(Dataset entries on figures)
"""

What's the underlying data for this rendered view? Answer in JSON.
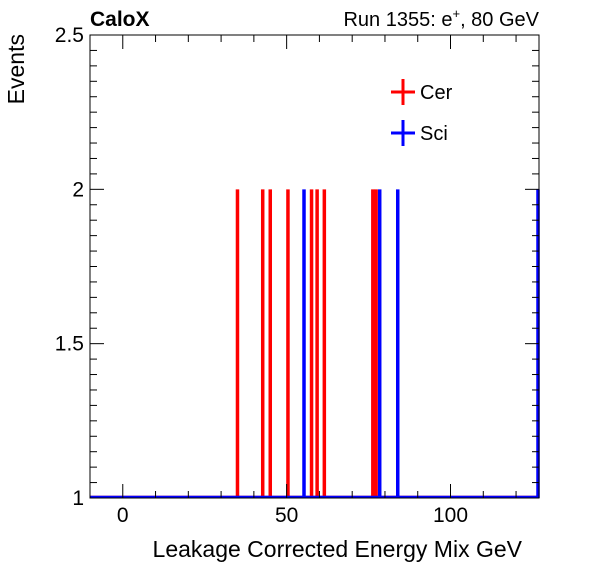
{
  "header": {
    "experiment": "CaloX",
    "run_prefix": "Run 1355: e",
    "run_sup": "+",
    "run_suffix": ", 80 GeV"
  },
  "chart_data": {
    "type": "line",
    "xlabel": "Leakage Corrected Energy Mix GeV",
    "ylabel": "Events",
    "xlim": [
      -10,
      127
    ],
    "ylim": [
      1,
      2.5
    ],
    "x_ticks": [
      {
        "value": 0,
        "label": "0"
      },
      {
        "value": 50,
        "label": "50"
      },
      {
        "value": 100,
        "label": "100"
      }
    ],
    "y_ticks": [
      {
        "value": 1,
        "label": "1"
      },
      {
        "value": 1.5,
        "label": "1.5"
      },
      {
        "value": 2,
        "label": "2"
      },
      {
        "value": 2.5,
        "label": "2.5"
      }
    ],
    "grid": false,
    "legend_position": "top-right",
    "series": [
      {
        "name": "Cer",
        "color": "#ff0000",
        "spikes": [
          {
            "x": 35,
            "y": 2
          },
          {
            "x": 42.7,
            "y": 2
          },
          {
            "x": 45,
            "y": 2
          },
          {
            "x": 50.4,
            "y": 2
          },
          {
            "x": 57.6,
            "y": 2
          },
          {
            "x": 59.3,
            "y": 2
          },
          {
            "x": 61.5,
            "y": 2
          },
          {
            "x": 76.3,
            "y": 2
          },
          {
            "x": 77.3,
            "y": 2
          }
        ]
      },
      {
        "name": "Sci",
        "color": "#0000ff",
        "spikes": [
          {
            "x": 55.3,
            "y": 2
          },
          {
            "x": 78.4,
            "y": 2
          },
          {
            "x": 83.9,
            "y": 2
          },
          {
            "x": 126.8,
            "y": 2
          }
        ]
      }
    ]
  }
}
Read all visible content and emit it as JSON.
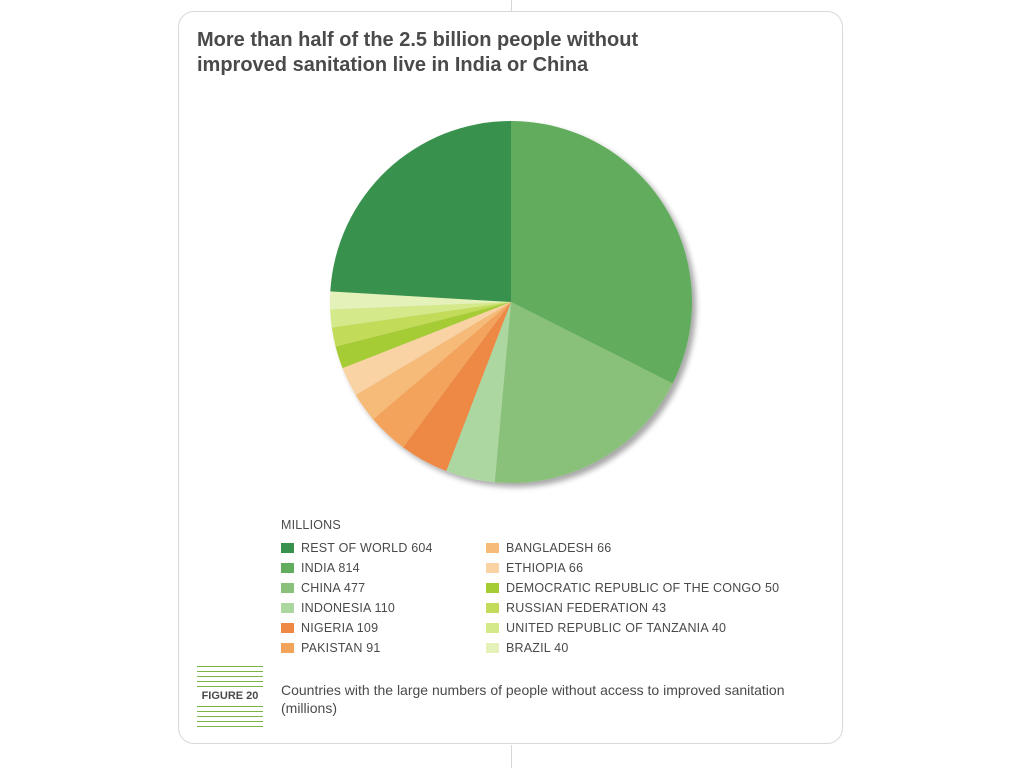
{
  "title": "More than half of the 2.5 billion people without improved sanitation live in India or China",
  "legend_heading": "MILLIONS",
  "figure_label": "FIGURE 20",
  "caption": "Countries with the large numbers of people without access to improved sanitation (millions)",
  "chart_data": {
    "type": "pie",
    "title": "More than half of the 2.5 billion people without improved sanitation live in India or China",
    "unit": "MILLIONS",
    "start_angle_deg": 0,
    "direction": "clockwise",
    "slices": [
      {
        "name": "INDIA",
        "value": 814,
        "label": "INDIA 814",
        "color": "#62ad5d"
      },
      {
        "name": "CHINA",
        "value": 477,
        "label": "CHINA 477",
        "color": "#89c17a"
      },
      {
        "name": "INDONESIA",
        "value": 110,
        "label": "INDONESIA 110",
        "color": "#acd7a1"
      },
      {
        "name": "NIGERIA",
        "value": 109,
        "label": "NIGERIA 109",
        "color": "#ee8844"
      },
      {
        "name": "PAKISTAN",
        "value": 91,
        "label": "PAKISTAN 91",
        "color": "#f4a35b"
      },
      {
        "name": "BANGLADESH",
        "value": 66,
        "label": "BANGLADESH 66",
        "color": "#f6bb79"
      },
      {
        "name": "ETHIOPIA",
        "value": 66,
        "label": "ETHIOPIA 66",
        "color": "#f9d3a3"
      },
      {
        "name": "DEMOCRATIC REPUBLIC OF THE CONGO",
        "value": 50,
        "label": "DEMOCRATIC REPUBLIC OF THE CONGO 50",
        "color": "#a6cc34"
      },
      {
        "name": "RUSSIAN FEDERATION",
        "value": 43,
        "label": "RUSSIAN FEDERATION 43",
        "color": "#c2dc5a"
      },
      {
        "name": "UNITED REPUBLIC OF TANZANIA",
        "value": 40,
        "label": "UNITED REPUBLIC OF TANZANIA 40",
        "color": "#d4e98a"
      },
      {
        "name": "BRAZIL",
        "value": 40,
        "label": "BRAZIL 40",
        "color": "#e4f1b8"
      },
      {
        "name": "REST OF WORLD",
        "value": 604,
        "label": "REST OF WORLD 604",
        "color": "#38924d"
      }
    ],
    "legend_left": [
      {
        "label": "REST OF WORLD 604",
        "color": "#38924d"
      },
      {
        "label": "INDIA 814",
        "color": "#62ad5d"
      },
      {
        "label": "CHINA 477",
        "color": "#89c17a"
      },
      {
        "label": "INDONESIA 110",
        "color": "#acd7a1"
      },
      {
        "label": "NIGERIA 109",
        "color": "#ee8844"
      },
      {
        "label": "PAKISTAN 91",
        "color": "#f4a35b"
      }
    ],
    "legend_right": [
      {
        "label": "BANGLADESH 66",
        "color": "#f6bb79"
      },
      {
        "label": "ETHIOPIA 66",
        "color": "#f9d3a3"
      },
      {
        "label": "DEMOCRATIC REPUBLIC OF THE CONGO 50",
        "color": "#a6cc34"
      },
      {
        "label": "RUSSIAN FEDERATION 43",
        "color": "#c2dc5a"
      },
      {
        "label": "UNITED REPUBLIC OF TANZANIA 40",
        "color": "#d4e98a"
      },
      {
        "label": "BRAZIL 40",
        "color": "#e4f1b8"
      }
    ]
  }
}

"""

**PROBLEM DESCRIPTION**
Work out the count of lines containing the word "JSON", then write only that count.

**ANSWER IN FULL**
2